— Tekst źródłowy —
Minęły lata więc można otworzyć archiwum. Zaraz po studiach postanowiłem otworzyć firmę i produkować razem z moim ojcem ciepłe swetry. Szukaliśmy maszyn już mieliśmy budować małą halę (magazyn, produkcja, biuro), ale sprawy zaczęły się dramatycznie opóźniać. W tzw. międzyczasie postanowiłem ze znajomym produkować moduły elektroniczne do regulacji. Fajne proste i bardzo potrzebne. Wtedy zamawiało się płytki drukowane, części i kabel koncentryczny na Wolumenie, lastikowe pudełeczka u rzemieślnika i jakoś to działało. Rynek wtedy był wygłodniały produkt poprawny a ja z dobrym podejściem do klienta spinałem firmę w całość. Kolega był w moim wieku. Obaj byliśmy młodymi pistoletami. Ja byłem od elektroniki a on od taniego załatwiania kabli, rurek aluminiowych a że miał „żelazną dupę” i potrafił pojechać w nocy do Szczecina i wrócić na rano, zajmował się klientami w dalekim terenie.... Wszystko było dobrze, produkt był dobry, rynek chłonny. Ja sprzedałem fiata 126p i kupiłem używanego Poloneza. Kolega zaś kupił używaną Alfę Romeo.. Słowem dobrze.

— Polecenie 1 —
Przepisz słowo w słowo część zapisów od wiersza zawierającego „x-tick-label: 8 (536, 374, 545, 390)” aż do końca zapisów, z obydwoma końcami włącznie. Obrazy pomiń.
— Polecenie 2 —
Proszę dalej pisać wspomnienie o zakładaniu firmy, zaczynając tuż po jego ostatnim zdaniu.
Wspomnienie o zakładaniu firmy i zapisy pochodzą z różnych źródeł.

— Dane do ćwiczenia —
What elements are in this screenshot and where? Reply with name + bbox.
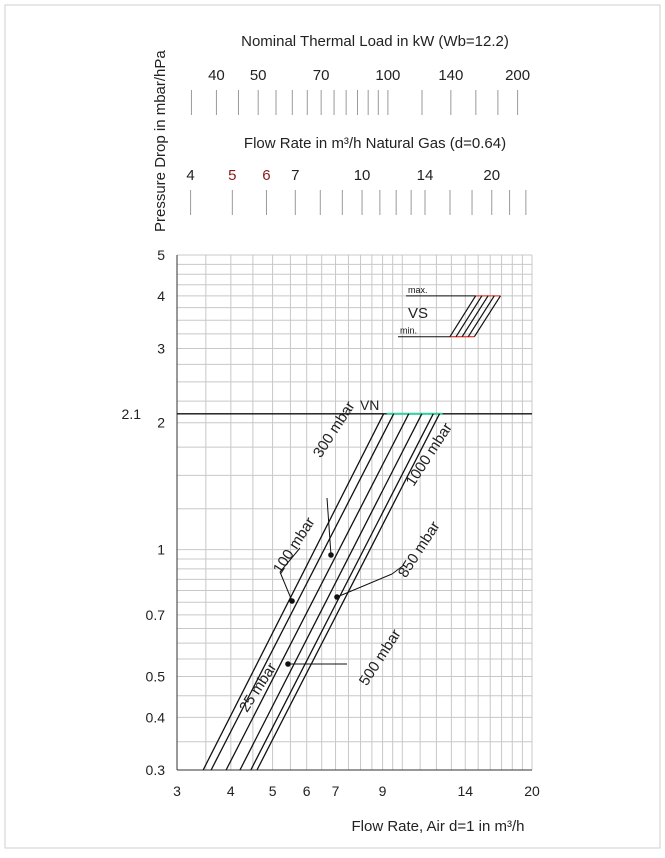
top-scale-1-label: 40 — [208, 67, 225, 84]
vs-min-label: min. — [400, 326, 417, 336]
vs-hatch-line — [449, 295, 477, 338]
top-scale-1-label: 200 — [505, 67, 530, 84]
y-tick-label: 3 — [157, 341, 165, 357]
series-leader-line — [391, 564, 405, 575]
series-leader-dot — [285, 661, 291, 667]
top-scale-1-label: 140 — [438, 67, 463, 84]
top-scale-2-label: 7 — [291, 167, 299, 184]
top-scale-2-title: Flow Rate in m³/h Natural Gas (d=0.64) — [244, 135, 506, 152]
y-extra-label: 2.1 — [122, 406, 142, 422]
series-leader-line — [279, 547, 301, 573]
top-scale-2-label: 20 — [483, 167, 500, 184]
vs-label: VS — [408, 305, 428, 322]
y-tick-label: 4 — [157, 288, 165, 304]
series-leader-line — [336, 573, 393, 598]
top-scale-1-label: 100 — [375, 67, 400, 84]
top-scale-1-label: 70 — [313, 67, 330, 84]
series-line — [250, 413, 434, 771]
y-tick-label: 1 — [157, 542, 165, 558]
series-line — [225, 413, 410, 771]
y-axis-title: Pressure Drop in mbar/hPa — [152, 50, 169, 232]
x-tick-label: 9 — [379, 783, 387, 799]
vs-max-label: max. — [408, 285, 428, 295]
x-tick-label: 7 — [332, 783, 340, 799]
vs-hatch-line — [473, 295, 501, 338]
y-tick-label: 5 — [157, 247, 165, 263]
series-line — [210, 413, 395, 771]
chart-border — [4, 4, 661, 849]
x-tick-label: 14 — [457, 783, 473, 799]
series-leader-line — [326, 497, 332, 556]
vs-hatch-line — [467, 295, 495, 338]
top-scale-1-label: 50 — [250, 67, 267, 84]
vs-hatch-line — [461, 295, 489, 338]
x-tick-label: 4 — [227, 783, 235, 799]
series-leader-dot — [289, 598, 295, 604]
series-leader-line — [279, 571, 293, 602]
top-scales: 40 50 70 100 140 200 4 5 6 7 10 14 20 — [186, 67, 530, 215]
vs-hatch-line — [455, 295, 483, 338]
series-line — [239, 413, 423, 771]
series-leader-dot — [328, 552, 334, 558]
series-leader-dot — [334, 594, 340, 600]
x-tick-label: 3 — [173, 783, 181, 799]
y-tick-label: 2 — [157, 415, 165, 431]
top-scale-2-label: 5 — [228, 167, 236, 184]
top-scale-1-title: Nominal Thermal Load in kW (Wb=12.2) — [241, 33, 509, 50]
x-tick-label: 20 — [524, 783, 540, 799]
series-line — [202, 413, 385, 771]
top-scale-2-label: 10 — [354, 167, 371, 184]
vn-label: VN — [360, 397, 379, 413]
top-scale-2-label: 14 — [417, 167, 434, 184]
top-scale-2-label: 4 — [186, 167, 194, 184]
y-tick-label: 0.4 — [146, 709, 166, 725]
y-tick-label: 0.5 — [146, 668, 166, 684]
y-tick-label: 0.7 — [146, 607, 166, 623]
y-tick-label: 0.3 — [146, 762, 166, 778]
top-scale-2-label: 6 — [262, 167, 270, 184]
x-tick-label: 6 — [303, 783, 311, 799]
x-tick-label: 5 — [269, 783, 277, 799]
x-axis-title: Flow Rate, Air d=1 in m³/h — [352, 818, 525, 835]
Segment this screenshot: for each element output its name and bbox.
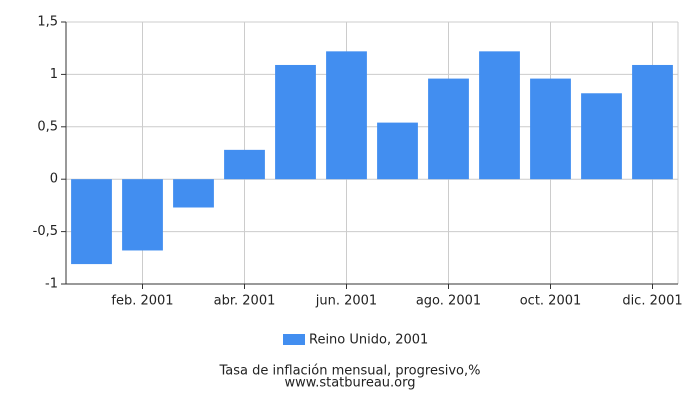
y-tick-label: 0,5 xyxy=(37,119,58,134)
y-tick-label: -0,5 xyxy=(33,224,58,239)
x-tick-label: abr. 2001 xyxy=(214,294,276,309)
bar xyxy=(479,51,520,180)
bar xyxy=(581,93,622,180)
legend-label: Reino Unido, 2001 xyxy=(309,333,428,348)
x-tick-label: ago. 2001 xyxy=(416,294,481,309)
y-tick-label: 1,5 xyxy=(37,15,58,30)
bar xyxy=(122,179,163,251)
x-tick-label: oct. 2001 xyxy=(520,294,582,309)
bar xyxy=(275,64,316,180)
y-tick-label: 1 xyxy=(50,67,58,82)
bar xyxy=(173,179,214,208)
bar xyxy=(632,64,673,180)
legend-swatch xyxy=(283,334,305,345)
bar xyxy=(530,78,571,180)
x-tick-label: jun. 2001 xyxy=(315,294,377,309)
bar xyxy=(377,122,418,180)
bar xyxy=(224,149,265,180)
y-tick-label: 0 xyxy=(50,172,58,187)
x-tick-label: feb. 2001 xyxy=(111,294,173,309)
x-tick-label: dic. 2001 xyxy=(622,294,682,309)
chart-title: Tasa de inflación mensual, progresivo,% xyxy=(219,364,481,379)
y-tick-label: -1 xyxy=(45,277,58,292)
bar xyxy=(71,179,112,265)
bar xyxy=(428,78,469,180)
bar xyxy=(326,51,367,180)
chart-subtitle: www.statbureau.org xyxy=(285,376,416,391)
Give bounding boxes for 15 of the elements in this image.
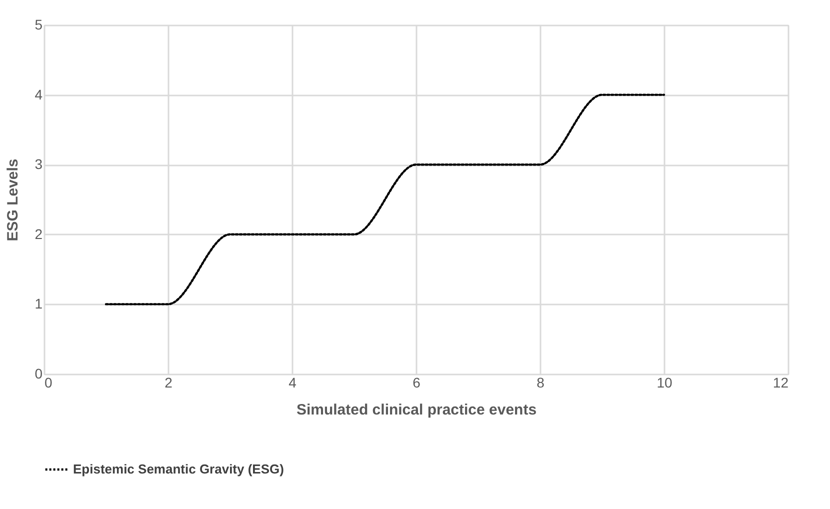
x-tick-label: 8 (536, 374, 545, 390)
legend-label: Epistemic Semantic Gravity (ESG) (73, 462, 284, 476)
y-tick-label: 2 (34, 226, 43, 242)
x-tick-label: 12 (772, 374, 789, 390)
y-axis-title: ESG Levels (4, 158, 22, 242)
y-tick-label: 1 (34, 296, 43, 312)
y-tick-label: 5 (34, 16, 43, 32)
x-tick-label: 10 (656, 374, 672, 390)
x-tick-label: 2 (164, 374, 173, 390)
x-tick-label: 4 (288, 374, 297, 390)
y-tick-label: 4 (34, 86, 43, 102)
x-axis-title: Simulated clinical practice events (296, 402, 537, 418)
y-tick-label: 3 (34, 156, 43, 172)
line-series (104, 94, 666, 306)
x-tick-label: 6 (412, 374, 421, 390)
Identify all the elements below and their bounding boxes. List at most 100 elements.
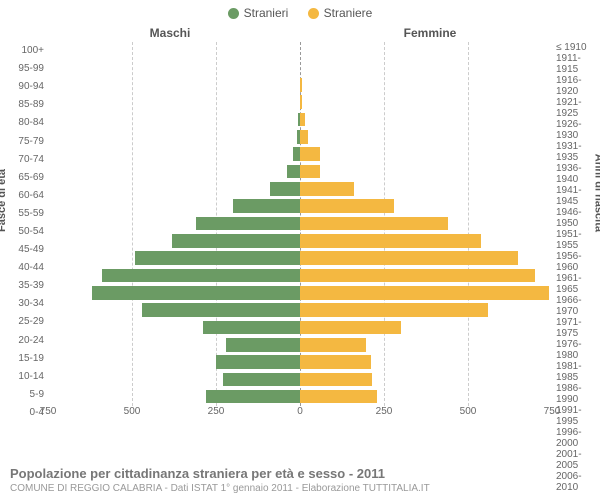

— Odpowiedź 1 —
x-tick-label: 8 (536, 374, 545, 390)
legend-label: Epistemic Semantic Gravity (ESG) (73, 462, 284, 476)
y-tick-label: 2 (34, 226, 43, 242)
x-tick-label: 12 (772, 374, 789, 390)
y-axis-title: ESG Levels (4, 158, 22, 242)
y-tick-label: 1 (34, 296, 43, 312)
y-tick-label: 5 (34, 16, 43, 32)
x-tick-label: 10 (656, 374, 672, 390)
x-tick-label: 2 (164, 374, 173, 390)
x-tick-label: 4 (288, 374, 297, 390)
y-tick-label: 4 (34, 86, 43, 102)
x-axis-title: Simulated clinical practice events (296, 402, 537, 418)
y-tick-label: 3 (34, 156, 43, 172)
line-series (104, 94, 666, 306)
x-tick-label: 6 (412, 374, 421, 390)
Identify all the elements below and their bounding boxes. List at most 100 elements.

— Odpowiedź 2 —
Ale nie do końca. Okazało się że kolega/wspólnik kłamie. Opowiadał jak to wymienił klientowi moduł a nawet tam nie był. Na moje pytania mówił, że był u klienta ale zapomniał. Z kolei klient mówił że nikogo od nas nie było. A wspólnik na to, że był ale nie u tego klienta tylko właśnie u innego... Zawsze coś... Wymyśliłem promocję 2+1, czyli że jak klient kupił 2 moduły, to trzeci mógł dostać za 1 złoty (wtedy jeszcze złoty a nie PLN). Dla nas to było wygodne bo nie obniżaliśmy ceny a w razie usterki klient mógł sam sobie wymienić moduł i nie trzeba było gonić przez pół Polski. Okazało się, że klienci nie dostawali promocyjnych modułów, a ten trzeci moduł kolega sprzedawał sobie „na boku”. I tak było ze wszystkim.. A ja jak taka głupia i naiwna żona wszystko tłumaczyłem pośpiechem, wiekiem, brakiem doświadczenia.... Aż zobaczyłem, że kolega naszą firmę okrada. Na CPN-ie tankuje najpierw swoją Alfę po czym nie odkładając pistoletu tankuje Cinquecento swojej dziewczyny.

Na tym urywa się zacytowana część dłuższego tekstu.